## Short task
Copy every line of the data exactly, leaving nothing out.

[Start of Recorded data]

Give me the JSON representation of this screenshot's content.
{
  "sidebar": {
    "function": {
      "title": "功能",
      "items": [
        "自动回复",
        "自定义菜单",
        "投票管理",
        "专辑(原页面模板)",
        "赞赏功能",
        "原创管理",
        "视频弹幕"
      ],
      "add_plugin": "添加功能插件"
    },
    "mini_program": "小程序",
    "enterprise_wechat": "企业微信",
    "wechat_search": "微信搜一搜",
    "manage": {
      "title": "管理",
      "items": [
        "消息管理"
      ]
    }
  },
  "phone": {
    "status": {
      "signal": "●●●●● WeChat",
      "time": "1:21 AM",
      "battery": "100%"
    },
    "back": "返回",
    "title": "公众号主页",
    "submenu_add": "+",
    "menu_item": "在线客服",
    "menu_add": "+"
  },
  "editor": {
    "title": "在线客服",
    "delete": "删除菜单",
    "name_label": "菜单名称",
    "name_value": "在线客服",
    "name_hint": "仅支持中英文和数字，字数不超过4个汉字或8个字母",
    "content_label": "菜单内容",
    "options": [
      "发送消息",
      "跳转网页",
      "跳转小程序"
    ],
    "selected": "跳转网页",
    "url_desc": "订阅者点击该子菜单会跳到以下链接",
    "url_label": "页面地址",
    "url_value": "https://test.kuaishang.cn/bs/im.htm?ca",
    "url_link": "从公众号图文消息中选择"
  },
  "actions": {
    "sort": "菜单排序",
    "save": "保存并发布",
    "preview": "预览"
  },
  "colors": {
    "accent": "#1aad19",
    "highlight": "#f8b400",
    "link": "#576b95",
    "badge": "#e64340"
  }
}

[End of Recorded data]

## Solution for this task
Give me the JSON representation of this screenshot's content.
{
  "sidebar": {
    "function": {
      "title": "功能",
      "items": [
        "自动回复",
        "自定义菜单",
        "投票管理",
        "专辑(原页面模板)",
        "赞赏功能",
        "原创管理",
        "视频弹幕"
      ],
      "add_plugin": "添加功能插件"
    },
    "mini_program": "小程序",
    "enterprise_wechat": "企业微信",
    "wechat_search": "微信搜一搜",
    "manage": {
      "title": "管理",
      "items": [
        "消息管理"
      ]
    }
  },
  "phone": {
    "status": {
      "signal": "●●●●● WeChat",
      "time": "1:21 AM",
      "battery": "100%"
    },
    "back": "返回",
    "title": "公众号主页",
    "submenu_add": "+",
    "menu_item": "在线客服",
    "menu_add": "+"
  },
  "editor": {
    "title": "在线客服",
    "delete": "删除菜单",
    "name_label": "菜单名称",
    "name_value": "在线客服",
    "name_hint": "仅支持中英文和数字，字数不超过4个汉字或8个字母",
    "content_label": "菜单内容",
    "options": [
      "发送消息",
      "跳转网页",
      "跳转小程序"
    ],
    "selected": "跳转网页",
    "url_desc": "订阅者点击该子菜单会跳到以下链接",
    "url_label": "页面地址",
    "url_value": "https://test.kuaishang.cn/bs/im.htm?ca",
    "url_link": "从公众号图文消息中选择"
  },
  "actions": {
    "sort": "菜单排序",
    "save": "保存并发布",
    "preview": "预览"
  },
  "colors": {
    "accent": "#1aad19",
    "highlight": "#f8b400",
    "link": "#576b95",
    "badge": "#e64340"
  }
}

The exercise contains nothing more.